[Dataset entries]
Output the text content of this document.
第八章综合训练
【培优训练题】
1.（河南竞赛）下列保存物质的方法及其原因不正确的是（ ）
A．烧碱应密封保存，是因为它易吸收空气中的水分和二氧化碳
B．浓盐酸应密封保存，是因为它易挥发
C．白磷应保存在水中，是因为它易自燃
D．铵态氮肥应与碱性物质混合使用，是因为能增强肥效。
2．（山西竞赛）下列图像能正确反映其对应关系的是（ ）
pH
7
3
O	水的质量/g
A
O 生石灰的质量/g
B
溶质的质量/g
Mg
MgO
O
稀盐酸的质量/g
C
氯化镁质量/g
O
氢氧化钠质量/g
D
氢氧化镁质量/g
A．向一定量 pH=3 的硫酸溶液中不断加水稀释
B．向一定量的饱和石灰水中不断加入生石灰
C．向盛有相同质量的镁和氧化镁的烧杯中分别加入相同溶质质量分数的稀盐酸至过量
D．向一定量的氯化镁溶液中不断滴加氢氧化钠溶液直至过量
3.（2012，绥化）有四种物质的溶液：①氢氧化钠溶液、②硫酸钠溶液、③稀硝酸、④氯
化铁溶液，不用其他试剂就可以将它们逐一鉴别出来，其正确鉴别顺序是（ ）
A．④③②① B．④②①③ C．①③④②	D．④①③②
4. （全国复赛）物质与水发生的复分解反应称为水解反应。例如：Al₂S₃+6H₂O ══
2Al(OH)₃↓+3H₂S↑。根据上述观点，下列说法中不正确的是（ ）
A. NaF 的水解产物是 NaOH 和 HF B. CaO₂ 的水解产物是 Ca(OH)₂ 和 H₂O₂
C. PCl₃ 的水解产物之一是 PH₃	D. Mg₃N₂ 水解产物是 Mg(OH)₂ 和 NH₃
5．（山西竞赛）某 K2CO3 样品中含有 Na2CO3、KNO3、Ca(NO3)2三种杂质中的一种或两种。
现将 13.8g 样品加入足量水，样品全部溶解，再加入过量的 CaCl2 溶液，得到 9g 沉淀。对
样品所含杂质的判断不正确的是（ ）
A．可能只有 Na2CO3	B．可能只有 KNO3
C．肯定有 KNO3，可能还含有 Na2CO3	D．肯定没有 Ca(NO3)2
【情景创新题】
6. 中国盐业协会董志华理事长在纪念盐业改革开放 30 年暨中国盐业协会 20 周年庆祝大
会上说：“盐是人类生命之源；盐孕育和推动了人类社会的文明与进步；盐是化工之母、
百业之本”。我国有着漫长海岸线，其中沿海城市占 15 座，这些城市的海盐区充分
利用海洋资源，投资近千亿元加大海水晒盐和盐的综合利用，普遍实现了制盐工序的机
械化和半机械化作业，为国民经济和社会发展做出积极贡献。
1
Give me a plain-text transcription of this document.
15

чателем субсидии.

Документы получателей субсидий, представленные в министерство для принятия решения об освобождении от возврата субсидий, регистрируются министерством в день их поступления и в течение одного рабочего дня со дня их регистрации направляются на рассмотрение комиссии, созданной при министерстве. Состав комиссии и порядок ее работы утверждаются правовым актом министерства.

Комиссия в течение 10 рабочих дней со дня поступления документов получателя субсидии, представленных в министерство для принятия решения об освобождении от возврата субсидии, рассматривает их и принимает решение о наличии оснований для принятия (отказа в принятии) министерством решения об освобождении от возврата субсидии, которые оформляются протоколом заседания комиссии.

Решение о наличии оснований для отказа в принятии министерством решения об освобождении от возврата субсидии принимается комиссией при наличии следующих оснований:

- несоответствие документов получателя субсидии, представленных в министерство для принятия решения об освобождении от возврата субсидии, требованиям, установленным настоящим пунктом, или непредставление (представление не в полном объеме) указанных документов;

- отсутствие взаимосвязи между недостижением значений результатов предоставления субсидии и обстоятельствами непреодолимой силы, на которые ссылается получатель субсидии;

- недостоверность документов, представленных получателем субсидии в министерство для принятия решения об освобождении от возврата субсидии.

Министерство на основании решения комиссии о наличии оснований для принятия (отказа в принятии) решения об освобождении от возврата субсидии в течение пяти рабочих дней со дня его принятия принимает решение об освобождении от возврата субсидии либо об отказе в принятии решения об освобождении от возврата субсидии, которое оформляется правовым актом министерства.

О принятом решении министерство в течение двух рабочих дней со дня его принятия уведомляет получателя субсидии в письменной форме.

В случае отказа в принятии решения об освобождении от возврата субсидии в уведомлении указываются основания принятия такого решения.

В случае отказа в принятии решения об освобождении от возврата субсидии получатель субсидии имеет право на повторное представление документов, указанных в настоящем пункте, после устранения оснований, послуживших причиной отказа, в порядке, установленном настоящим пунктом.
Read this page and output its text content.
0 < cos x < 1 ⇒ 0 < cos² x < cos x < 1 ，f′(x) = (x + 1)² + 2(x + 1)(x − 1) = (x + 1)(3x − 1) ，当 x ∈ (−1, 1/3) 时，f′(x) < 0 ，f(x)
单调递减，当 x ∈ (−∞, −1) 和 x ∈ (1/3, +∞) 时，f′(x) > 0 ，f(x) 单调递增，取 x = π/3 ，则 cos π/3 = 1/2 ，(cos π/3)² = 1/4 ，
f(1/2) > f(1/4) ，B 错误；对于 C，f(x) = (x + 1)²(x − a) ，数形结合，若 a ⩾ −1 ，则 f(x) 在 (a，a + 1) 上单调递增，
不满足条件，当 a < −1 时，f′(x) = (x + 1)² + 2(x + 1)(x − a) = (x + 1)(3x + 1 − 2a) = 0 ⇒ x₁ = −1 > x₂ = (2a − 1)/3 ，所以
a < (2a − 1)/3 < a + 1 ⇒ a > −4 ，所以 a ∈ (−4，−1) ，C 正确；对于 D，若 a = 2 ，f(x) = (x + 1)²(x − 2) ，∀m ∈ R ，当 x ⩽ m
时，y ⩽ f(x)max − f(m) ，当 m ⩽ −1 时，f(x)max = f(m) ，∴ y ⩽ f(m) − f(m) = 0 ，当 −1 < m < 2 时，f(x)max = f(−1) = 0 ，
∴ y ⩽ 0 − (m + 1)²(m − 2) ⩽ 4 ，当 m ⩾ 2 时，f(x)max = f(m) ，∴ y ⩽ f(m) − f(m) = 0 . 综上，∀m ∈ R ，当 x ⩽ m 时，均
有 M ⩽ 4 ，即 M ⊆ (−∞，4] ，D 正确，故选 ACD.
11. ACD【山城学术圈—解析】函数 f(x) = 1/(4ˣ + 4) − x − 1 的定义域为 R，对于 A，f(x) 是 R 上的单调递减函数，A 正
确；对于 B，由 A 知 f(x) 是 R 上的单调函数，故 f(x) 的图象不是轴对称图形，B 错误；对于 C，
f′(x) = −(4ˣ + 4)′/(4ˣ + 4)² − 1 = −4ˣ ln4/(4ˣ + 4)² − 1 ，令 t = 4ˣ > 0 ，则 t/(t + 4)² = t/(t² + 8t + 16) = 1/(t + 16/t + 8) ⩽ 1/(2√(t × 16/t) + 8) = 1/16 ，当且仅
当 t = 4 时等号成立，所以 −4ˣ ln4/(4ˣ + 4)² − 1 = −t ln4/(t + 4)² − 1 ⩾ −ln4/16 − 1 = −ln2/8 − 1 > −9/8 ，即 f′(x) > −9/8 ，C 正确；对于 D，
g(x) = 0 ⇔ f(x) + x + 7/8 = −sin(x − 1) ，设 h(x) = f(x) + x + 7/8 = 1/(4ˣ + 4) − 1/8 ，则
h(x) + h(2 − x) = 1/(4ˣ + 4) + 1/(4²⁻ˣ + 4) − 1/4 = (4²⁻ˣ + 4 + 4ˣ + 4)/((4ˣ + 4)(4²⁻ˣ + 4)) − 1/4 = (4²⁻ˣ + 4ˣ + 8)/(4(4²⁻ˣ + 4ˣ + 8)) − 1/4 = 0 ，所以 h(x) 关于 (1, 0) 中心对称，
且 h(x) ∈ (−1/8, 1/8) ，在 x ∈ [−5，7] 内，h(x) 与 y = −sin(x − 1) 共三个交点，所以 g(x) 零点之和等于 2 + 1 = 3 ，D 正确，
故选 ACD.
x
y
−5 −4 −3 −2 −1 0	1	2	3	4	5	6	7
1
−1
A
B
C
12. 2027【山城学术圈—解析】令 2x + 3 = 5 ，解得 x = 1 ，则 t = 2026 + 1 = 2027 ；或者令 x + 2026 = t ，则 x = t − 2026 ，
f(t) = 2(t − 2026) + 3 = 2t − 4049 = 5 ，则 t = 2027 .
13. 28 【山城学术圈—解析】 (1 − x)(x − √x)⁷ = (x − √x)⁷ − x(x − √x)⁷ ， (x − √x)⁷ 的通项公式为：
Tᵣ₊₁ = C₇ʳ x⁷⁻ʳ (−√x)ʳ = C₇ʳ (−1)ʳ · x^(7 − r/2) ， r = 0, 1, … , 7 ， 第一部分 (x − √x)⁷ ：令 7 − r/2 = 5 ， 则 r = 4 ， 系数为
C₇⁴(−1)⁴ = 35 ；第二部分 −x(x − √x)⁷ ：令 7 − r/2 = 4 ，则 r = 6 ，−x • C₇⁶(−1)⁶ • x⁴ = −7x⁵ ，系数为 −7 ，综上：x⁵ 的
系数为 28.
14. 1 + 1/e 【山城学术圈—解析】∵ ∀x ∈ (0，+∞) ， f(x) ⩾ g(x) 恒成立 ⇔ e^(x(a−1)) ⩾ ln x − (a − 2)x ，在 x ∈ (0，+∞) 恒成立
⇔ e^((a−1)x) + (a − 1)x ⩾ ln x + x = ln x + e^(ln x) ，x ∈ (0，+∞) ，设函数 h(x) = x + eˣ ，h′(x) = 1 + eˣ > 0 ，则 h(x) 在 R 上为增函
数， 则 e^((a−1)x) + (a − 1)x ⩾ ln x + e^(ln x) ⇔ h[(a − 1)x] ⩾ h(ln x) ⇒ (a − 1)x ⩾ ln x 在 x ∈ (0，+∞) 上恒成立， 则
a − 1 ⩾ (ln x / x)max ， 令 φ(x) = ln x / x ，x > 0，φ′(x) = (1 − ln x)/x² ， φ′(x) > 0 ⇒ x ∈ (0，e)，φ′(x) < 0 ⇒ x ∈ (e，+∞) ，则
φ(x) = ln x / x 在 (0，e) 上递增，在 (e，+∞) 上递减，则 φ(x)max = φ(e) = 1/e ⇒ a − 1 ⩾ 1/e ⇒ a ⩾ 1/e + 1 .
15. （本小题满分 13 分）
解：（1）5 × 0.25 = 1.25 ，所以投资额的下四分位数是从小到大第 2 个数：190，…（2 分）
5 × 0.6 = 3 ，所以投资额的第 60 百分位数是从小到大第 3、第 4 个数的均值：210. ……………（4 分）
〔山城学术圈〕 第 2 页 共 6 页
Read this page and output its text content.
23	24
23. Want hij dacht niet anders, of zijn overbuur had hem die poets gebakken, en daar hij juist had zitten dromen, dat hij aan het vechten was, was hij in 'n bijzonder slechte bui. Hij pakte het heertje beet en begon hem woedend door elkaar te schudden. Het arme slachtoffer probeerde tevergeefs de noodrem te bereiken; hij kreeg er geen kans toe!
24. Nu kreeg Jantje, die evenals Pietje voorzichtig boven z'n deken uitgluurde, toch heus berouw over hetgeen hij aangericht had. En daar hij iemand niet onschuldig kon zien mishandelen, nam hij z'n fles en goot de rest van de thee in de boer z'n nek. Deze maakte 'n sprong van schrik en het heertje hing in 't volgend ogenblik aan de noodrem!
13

(Exercise): How many lines in the data contain the string "山城学术圈"? Respond with the number only.

(Solution to this problem): 5